→ PROBLEM:
Rewrite every line of the records below as one numbered list, leaving out the blank lines.

→ STORED RECORDS:
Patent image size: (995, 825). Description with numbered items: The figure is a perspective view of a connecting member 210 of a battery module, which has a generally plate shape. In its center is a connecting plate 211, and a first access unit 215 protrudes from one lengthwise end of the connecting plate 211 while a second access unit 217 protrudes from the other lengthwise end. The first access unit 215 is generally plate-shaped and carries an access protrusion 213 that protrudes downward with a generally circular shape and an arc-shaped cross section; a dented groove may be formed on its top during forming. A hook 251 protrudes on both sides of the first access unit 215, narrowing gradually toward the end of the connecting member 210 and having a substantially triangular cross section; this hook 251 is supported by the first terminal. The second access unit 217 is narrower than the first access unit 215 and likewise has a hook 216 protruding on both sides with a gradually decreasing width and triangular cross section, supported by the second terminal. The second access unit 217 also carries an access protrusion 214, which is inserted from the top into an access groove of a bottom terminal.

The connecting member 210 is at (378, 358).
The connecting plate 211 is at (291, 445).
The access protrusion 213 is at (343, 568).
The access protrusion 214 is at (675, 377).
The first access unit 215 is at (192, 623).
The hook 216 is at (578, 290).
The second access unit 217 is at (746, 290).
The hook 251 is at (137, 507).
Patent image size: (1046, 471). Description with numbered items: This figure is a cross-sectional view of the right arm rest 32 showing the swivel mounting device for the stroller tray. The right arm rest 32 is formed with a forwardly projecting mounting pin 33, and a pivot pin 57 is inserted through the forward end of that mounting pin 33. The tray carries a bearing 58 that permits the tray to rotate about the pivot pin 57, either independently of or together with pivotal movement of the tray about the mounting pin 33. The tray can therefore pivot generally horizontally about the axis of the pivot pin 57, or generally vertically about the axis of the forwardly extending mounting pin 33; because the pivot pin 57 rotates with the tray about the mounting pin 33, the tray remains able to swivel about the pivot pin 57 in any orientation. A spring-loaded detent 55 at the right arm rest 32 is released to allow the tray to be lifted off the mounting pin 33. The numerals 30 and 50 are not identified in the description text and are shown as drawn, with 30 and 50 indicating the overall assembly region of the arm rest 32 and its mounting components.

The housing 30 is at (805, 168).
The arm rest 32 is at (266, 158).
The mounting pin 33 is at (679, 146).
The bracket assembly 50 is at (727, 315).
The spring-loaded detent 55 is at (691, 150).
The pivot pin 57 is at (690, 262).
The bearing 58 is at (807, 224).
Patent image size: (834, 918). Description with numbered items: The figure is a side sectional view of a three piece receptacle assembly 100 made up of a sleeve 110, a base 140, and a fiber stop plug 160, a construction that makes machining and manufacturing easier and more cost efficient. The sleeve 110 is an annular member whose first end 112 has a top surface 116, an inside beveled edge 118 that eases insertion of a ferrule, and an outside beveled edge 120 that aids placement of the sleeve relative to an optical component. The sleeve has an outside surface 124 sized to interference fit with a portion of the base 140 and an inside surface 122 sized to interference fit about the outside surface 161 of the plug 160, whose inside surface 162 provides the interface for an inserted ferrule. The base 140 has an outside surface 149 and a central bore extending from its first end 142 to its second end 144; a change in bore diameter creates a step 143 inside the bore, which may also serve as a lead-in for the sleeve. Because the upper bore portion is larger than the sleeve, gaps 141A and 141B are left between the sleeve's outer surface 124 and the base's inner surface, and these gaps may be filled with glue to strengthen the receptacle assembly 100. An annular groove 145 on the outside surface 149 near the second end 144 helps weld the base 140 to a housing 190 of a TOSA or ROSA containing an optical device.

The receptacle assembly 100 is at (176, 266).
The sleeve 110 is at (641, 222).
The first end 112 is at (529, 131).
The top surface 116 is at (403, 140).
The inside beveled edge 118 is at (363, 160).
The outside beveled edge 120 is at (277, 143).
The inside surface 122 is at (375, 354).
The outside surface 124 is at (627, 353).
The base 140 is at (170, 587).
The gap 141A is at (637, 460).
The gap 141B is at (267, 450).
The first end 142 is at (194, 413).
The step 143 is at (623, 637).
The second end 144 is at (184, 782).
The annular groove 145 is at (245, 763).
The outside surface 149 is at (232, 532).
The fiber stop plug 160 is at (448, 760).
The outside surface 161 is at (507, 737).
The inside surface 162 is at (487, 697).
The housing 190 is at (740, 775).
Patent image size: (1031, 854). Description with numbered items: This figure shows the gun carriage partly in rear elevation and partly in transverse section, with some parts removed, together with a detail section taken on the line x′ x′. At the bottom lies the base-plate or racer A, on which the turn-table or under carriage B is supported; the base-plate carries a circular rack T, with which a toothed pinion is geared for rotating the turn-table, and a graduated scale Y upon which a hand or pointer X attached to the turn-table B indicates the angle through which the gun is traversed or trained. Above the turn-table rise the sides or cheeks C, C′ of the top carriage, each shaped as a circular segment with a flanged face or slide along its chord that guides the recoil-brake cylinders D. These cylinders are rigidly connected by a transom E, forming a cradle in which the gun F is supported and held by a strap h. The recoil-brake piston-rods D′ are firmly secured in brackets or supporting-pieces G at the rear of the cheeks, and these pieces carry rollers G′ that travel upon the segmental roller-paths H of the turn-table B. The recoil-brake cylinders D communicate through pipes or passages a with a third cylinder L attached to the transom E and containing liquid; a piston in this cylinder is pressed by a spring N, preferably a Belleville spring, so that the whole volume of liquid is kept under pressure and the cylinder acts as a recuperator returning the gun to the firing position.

→ EXERCISE RESULT:
1. Patent image size: (995, 825). Description with numbered items: The figure is a perspective view of a connecting member 210 of a battery module, which has a generally plate shape. In its center is a connecting plate 211, and a first access unit 215 protrudes from one lengthwise end of the connecting plate 211 while a second access unit 217 protrudes from the other lengthwise end. The first access unit 215 is generally plate-shaped and carries an access protrusion 213 that protrudes downward with a generally circular shape and an arc-shaped cross section; a dented groove may be formed on its top during forming. A hook 251 protrudes on both sides of the first access unit 215, narrowing gradually toward the end of the connecting member 210 and having a substantially triangular cross section; this hook 251 is supported by the first terminal. The second access unit 217 is narrower than the first access unit 215 and likewise has a hook 216 protruding on both sides with a gradually decreasing width and triangular cross section, supported by the second terminal. The second access unit 217 also carries an access protrusion 214, which is inserted from the top into an access groove of a bottom terminal.
2. The connecting member 210 is at (378, 358).
3. The connecting plate 211 is at (291, 445).
4. The access protrusion 213 is at (343, 568).
5. The access protrusion 214 is at (675, 377).
6. The first access unit 215 is at (192, 623).
7. The hook 216 is at (578, 290).
8. The second access unit 217 is at (746, 290).
9. The hook 251 is at (137, 507).
10. Patent image size: (1046, 471). Description with numbered items: This figure is a cross-sectional view of the right arm rest 32 showing the swivel mounting device for the stroller tray. The right arm rest 32 is formed with a forwardly projecting mounting pin 33, and a pivot pin 57 is inserted through the forward end of that mounting pin 33. The tray carries a bearing 58 that permits the tray to rotate about the pivot pin 57, either independently of or together with pivotal movement of the tray about the mounting pin 33. The tray can therefore pivot generally horizontally about the axis of the pivot pin 57, or generally vertically about the axis of the forwardly extending mounting pin 33; because the pivot pin 57 rotates with the tray about the mounting pin 33, the tray remains able to swivel about the pivot pin 57 in any orientation. A spring-loaded detent 55 at the right arm rest 32 is released to allow the tray to be lifted off the mounting pin 33. The numerals 30 and 50 are not identified in the description text and are shown as drawn, with 30 and 50 indicating the overall assembly region of the arm rest 32 and its mounting components.
11. The housing 30 is at (805, 168).
12. The arm rest 32 is at (266, 158).
13. The mounting pin 33 is at (679, 146).
14. The bracket assembly 50 is at (727, 315).
15. The spring-loaded detent 55 is at (691, 150).
16. The pivot pin 57 is at (690, 262).
17. The bearing 58 is at (807, 224).
18. Patent image size: (834, 918). Description with numbered items: The figure is a side sectional view of a three piece receptacle assembly 100 made up of a sleeve 110, a base 140, and a fiber stop plug 160, a construction that makes machining and manufacturing easier and more cost efficient. The sleeve 110 is an annular member whose first end 112 has a top surface 116, an inside beveled edge 118 that eases insertion of a ferrule, and an outside beveled edge 120 that aids placement of the sleeve relative to an optical component. The sleeve has an outside surface 124 sized to interference fit with a portion of the base 140 and an inside surface 122 sized to interference fit about the outside surface 161 of the plug 160, whose inside surface 162 provides the interface for an inserted ferrule. The base 140 has an outside surface 149 and a central bore extending from its first end 142 to its second end 144; a change in bore diameter creates a step 143 inside the bore, which may also serve as a lead-in for the sleeve. Because the upper bore portion is larger than the sleeve, gaps 141A and 141B are left between the sleeve's outer surface 124 and the base's inner surface, and these gaps may be filled with glue to strengthen the receptacle assembly 100. An annular groove 145 on the outside surface 149 near the second end 144 helps weld the base 140 to a housing 190 of a TOSA or ROSA containing an optical device.
19. The receptacle assembly 100 is at (176, 266).
20. The sleeve 110 is at (641, 222).
21. The first end 112 is at (529, 131).
22. The top surface 116 is at (403, 140).
23. The inside beveled edge 118 is at (363, 160).
24. The outside beveled edge 120 is at (277, 143).
25. The inside surface 122 is at (375, 354).
26. The outside surface 124 is at (627, 353).
27. The base 140 is at (170, 587).
28. The gap 141A is at (637, 460).
29. The gap 141B is at (267, 450).
30. The first end 142 is at (194, 413).
31. The step 143 is at (623, 637).
32. The second end 144 is at (184, 782).
33. The annular groove 145 is at (245, 763).
34. The outside surface 149 is at (232, 532).
35. The fiber stop plug 160 is at (448, 760).
36. The outside surface 161 is at (507, 737).
37. The inside surface 162 is at (487, 697).
38. The housing 190 is at (740, 775).
39. Patent image size: (1031, 854). Description with numbered items: This figure shows the gun carriage partly in rear elevation and partly in transverse section, with some parts removed, together with a detail section taken on the line x′ x′. At the bottom lies the base-plate or racer A, on which the turn-table or under carriage B is supported; the base-plate carries a circular rack T, with which a toothed pinion is geared for rotating the turn-table, and a graduated scale Y upon which a hand or pointer X attached to the turn-table B indicates the angle through which the gun is traversed or trained. Above the turn-table rise the sides or cheeks C, C′ of the top carriage, each shaped as a circular segment with a flanged face or slide along its chord that guides the recoil-brake cylinders D. These cylinders are rigidly connected by a transom E, forming a cradle in which the gun F is supported and held by a strap h. The recoil-brake piston-rods D′ are firmly secured in brackets or supporting-pieces G at the rear of the cheeks, and these pieces carry rollers G′ that travel upon the segmental roller-paths H of the turn-table B. The recoil-brake cylinders D communicate through pipes or passages a with a third cylinder L attached to the transom E and containing liquid; a piston in this cylinder is pressed by a spring N, preferably a Belleville spring, so that the whole volume of liquid is kept under pressure and the cylinder acts as a recuperator returning the gun to the firing position.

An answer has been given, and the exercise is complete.